▸ **What is being asked**:
Copy out all lines that carry the word "optA".

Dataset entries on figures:
++++++
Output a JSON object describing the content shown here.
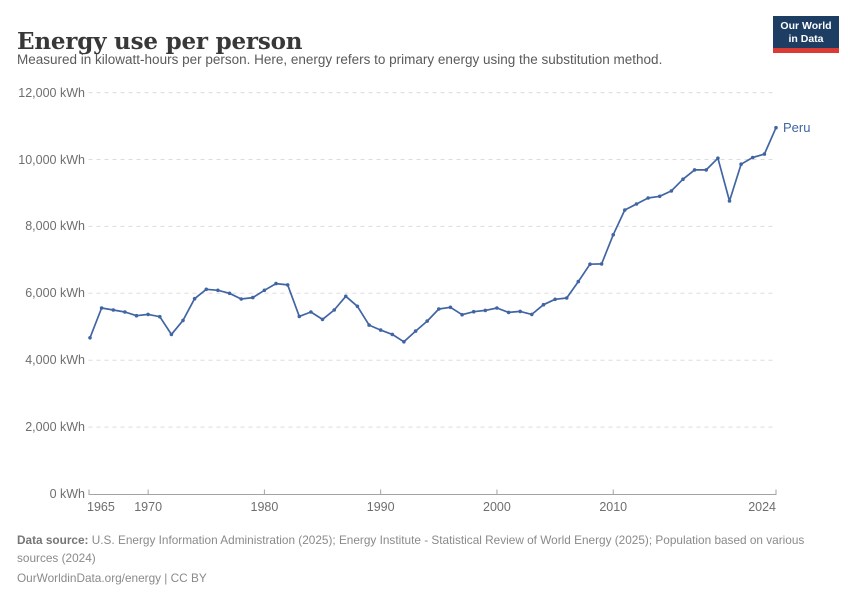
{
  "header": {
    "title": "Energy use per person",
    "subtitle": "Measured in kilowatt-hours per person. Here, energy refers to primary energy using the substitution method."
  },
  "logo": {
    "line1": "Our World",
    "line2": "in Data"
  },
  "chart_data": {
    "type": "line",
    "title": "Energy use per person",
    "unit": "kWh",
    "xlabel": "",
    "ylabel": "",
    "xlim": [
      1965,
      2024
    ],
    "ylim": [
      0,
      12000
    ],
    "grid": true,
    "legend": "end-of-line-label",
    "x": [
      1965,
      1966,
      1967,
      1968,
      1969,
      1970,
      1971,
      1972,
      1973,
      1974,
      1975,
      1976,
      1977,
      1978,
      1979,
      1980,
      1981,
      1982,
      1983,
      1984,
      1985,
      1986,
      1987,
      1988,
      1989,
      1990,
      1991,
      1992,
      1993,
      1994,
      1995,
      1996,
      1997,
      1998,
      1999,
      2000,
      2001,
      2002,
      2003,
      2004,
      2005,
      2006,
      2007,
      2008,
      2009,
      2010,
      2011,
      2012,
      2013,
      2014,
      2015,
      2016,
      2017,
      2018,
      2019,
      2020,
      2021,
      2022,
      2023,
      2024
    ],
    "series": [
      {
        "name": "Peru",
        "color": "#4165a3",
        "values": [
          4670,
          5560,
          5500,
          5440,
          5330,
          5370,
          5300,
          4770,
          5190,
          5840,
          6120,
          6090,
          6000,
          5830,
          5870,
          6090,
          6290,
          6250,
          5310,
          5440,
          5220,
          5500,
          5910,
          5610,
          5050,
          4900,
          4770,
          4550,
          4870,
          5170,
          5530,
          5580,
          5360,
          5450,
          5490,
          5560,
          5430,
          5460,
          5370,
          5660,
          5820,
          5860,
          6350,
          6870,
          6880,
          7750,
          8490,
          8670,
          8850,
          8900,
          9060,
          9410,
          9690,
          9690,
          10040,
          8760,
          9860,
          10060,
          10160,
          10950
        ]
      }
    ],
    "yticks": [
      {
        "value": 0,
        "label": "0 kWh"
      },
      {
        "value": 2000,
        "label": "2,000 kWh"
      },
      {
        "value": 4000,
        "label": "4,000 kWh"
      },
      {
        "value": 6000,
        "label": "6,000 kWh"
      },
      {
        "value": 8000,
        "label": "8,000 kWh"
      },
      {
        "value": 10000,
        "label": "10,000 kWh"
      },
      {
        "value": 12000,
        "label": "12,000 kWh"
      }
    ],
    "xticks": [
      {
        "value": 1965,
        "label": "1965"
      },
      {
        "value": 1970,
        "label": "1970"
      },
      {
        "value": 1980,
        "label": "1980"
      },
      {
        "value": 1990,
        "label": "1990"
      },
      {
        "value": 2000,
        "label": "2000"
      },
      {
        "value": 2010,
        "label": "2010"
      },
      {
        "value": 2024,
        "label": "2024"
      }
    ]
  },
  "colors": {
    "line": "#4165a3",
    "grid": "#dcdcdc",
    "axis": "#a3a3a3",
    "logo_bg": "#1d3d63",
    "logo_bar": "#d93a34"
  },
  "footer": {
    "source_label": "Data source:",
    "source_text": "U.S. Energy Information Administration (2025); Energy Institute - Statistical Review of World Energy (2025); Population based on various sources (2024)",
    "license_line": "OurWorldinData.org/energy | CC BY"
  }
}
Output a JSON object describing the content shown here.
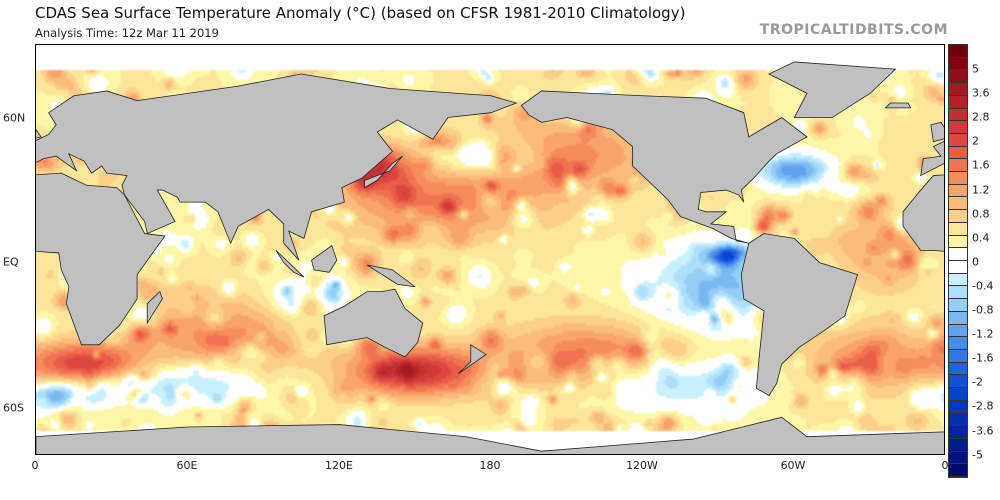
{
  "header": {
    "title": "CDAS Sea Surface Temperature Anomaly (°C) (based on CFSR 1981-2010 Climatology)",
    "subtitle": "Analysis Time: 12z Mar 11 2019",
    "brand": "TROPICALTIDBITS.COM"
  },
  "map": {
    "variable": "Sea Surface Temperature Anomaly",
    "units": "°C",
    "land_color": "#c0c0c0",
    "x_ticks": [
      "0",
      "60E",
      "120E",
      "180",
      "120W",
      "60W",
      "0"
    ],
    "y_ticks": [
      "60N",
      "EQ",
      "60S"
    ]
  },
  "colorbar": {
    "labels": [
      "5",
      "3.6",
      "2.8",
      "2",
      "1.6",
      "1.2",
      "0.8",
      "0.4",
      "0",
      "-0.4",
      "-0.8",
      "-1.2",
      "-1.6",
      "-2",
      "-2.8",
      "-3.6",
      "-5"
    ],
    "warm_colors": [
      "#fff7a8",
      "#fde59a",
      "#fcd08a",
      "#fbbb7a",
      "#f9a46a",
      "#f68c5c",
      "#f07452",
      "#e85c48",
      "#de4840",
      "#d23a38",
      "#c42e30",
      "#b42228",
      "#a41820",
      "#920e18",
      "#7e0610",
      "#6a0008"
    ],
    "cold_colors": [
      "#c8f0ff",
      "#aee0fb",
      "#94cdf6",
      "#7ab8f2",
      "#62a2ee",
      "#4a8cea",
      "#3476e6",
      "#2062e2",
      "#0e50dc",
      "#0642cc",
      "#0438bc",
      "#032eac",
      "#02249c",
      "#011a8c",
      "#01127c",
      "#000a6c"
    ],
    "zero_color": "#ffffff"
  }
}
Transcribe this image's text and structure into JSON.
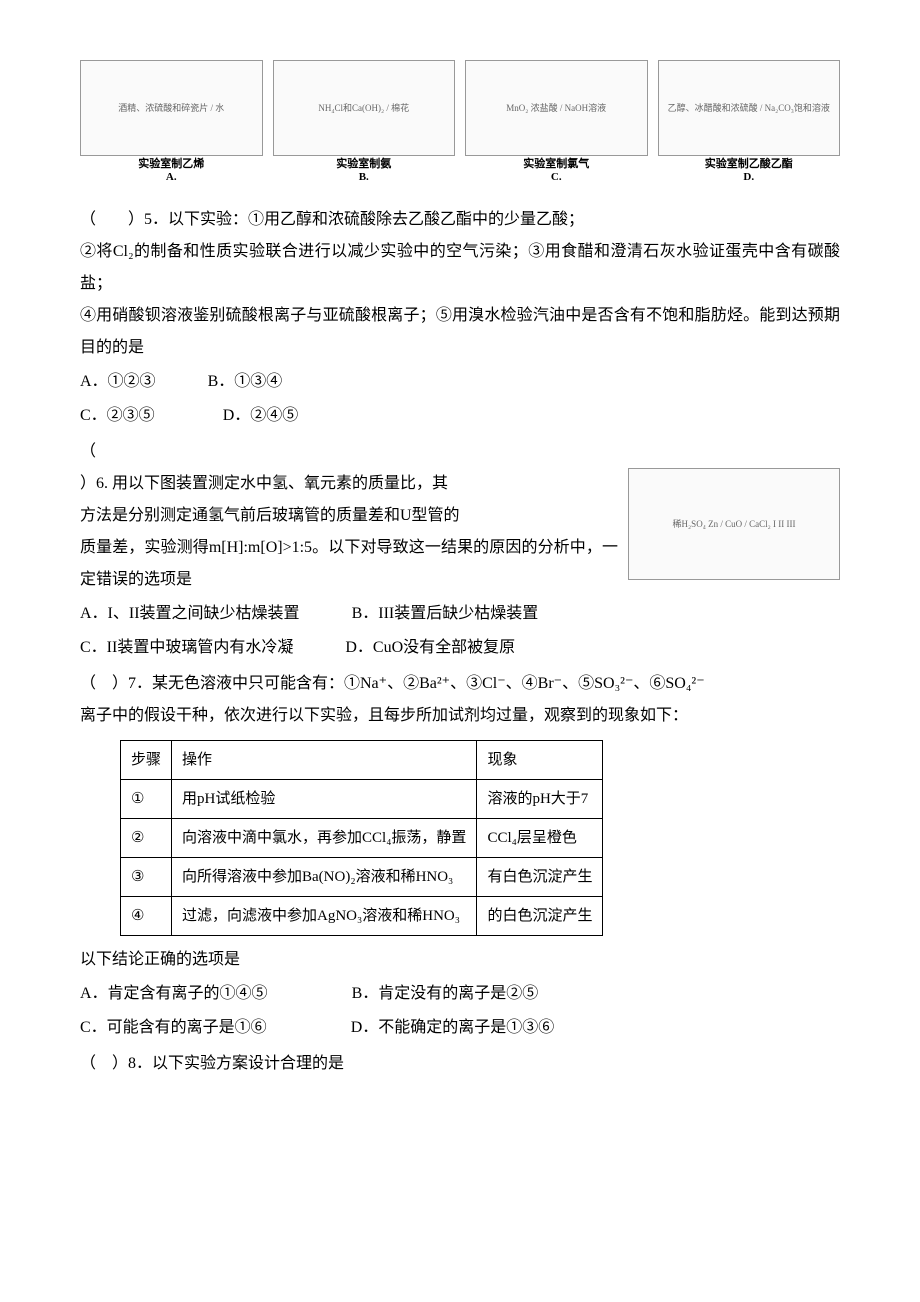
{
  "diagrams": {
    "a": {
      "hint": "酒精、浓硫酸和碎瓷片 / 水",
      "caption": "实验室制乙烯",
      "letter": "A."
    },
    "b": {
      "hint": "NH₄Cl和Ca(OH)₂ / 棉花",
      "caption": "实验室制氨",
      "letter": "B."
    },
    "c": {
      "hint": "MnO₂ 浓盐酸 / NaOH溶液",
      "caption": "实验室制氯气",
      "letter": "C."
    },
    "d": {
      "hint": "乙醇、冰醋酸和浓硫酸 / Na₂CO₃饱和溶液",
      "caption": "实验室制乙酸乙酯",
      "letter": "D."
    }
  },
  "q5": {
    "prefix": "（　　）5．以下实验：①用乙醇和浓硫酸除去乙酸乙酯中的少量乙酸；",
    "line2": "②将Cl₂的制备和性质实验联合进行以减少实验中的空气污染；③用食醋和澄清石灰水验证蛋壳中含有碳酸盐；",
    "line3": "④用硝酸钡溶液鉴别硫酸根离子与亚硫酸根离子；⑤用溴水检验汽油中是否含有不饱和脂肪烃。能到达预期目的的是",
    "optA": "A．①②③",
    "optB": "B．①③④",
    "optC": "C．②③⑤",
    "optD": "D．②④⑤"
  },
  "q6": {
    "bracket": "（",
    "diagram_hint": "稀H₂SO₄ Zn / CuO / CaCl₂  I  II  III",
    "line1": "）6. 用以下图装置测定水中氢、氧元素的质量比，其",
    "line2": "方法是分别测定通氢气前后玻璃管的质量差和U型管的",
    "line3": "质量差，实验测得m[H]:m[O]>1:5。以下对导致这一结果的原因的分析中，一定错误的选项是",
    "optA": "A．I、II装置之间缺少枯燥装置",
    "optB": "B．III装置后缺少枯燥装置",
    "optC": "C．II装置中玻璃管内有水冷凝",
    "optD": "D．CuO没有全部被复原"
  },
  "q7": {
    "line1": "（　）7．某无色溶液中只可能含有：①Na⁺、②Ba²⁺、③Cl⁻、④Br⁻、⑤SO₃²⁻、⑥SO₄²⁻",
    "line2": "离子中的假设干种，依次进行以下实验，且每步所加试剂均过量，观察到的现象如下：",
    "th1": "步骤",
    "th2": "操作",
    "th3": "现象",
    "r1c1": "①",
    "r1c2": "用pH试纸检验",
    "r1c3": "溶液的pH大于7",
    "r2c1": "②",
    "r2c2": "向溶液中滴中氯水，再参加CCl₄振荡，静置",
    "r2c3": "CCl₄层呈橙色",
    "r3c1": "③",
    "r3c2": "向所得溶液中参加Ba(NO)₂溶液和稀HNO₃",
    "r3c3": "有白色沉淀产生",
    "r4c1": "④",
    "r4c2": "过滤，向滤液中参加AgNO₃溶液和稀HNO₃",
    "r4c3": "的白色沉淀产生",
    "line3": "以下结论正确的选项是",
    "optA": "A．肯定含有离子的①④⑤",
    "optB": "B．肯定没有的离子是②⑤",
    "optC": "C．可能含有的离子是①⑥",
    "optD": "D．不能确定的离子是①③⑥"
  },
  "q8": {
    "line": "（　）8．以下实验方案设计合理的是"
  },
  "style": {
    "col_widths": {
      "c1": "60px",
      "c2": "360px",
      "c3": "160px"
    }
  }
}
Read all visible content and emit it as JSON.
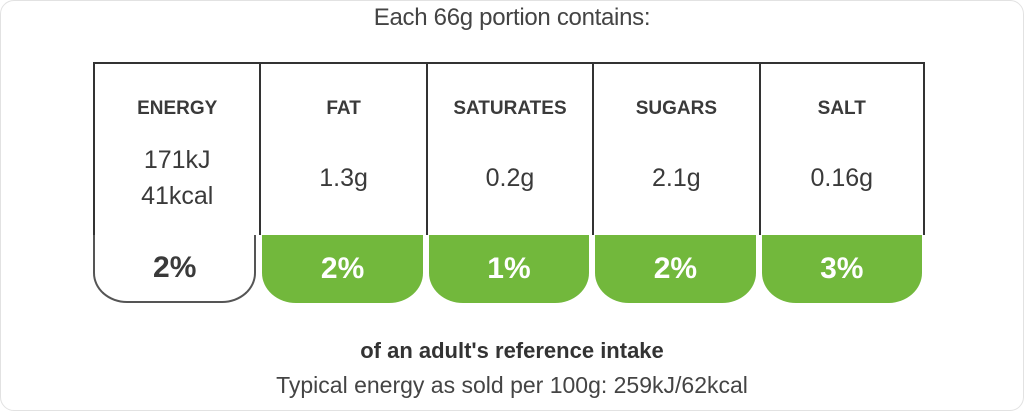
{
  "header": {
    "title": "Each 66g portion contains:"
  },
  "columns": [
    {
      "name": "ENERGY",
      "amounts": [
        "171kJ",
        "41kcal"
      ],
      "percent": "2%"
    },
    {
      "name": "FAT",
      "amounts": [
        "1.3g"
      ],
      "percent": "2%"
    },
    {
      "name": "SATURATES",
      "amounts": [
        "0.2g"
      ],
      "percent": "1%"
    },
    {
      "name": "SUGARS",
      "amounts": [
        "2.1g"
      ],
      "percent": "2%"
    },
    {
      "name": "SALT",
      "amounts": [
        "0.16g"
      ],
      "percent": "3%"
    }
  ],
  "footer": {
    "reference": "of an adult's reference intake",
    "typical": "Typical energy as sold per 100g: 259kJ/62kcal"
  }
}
++++++
▸ **Full response**:
    "optA": "A．①②③",
    "optA": "A．I、II装置之间缺少枯燥装置",
    "optA": "A．肯定含有离子的①④⑤",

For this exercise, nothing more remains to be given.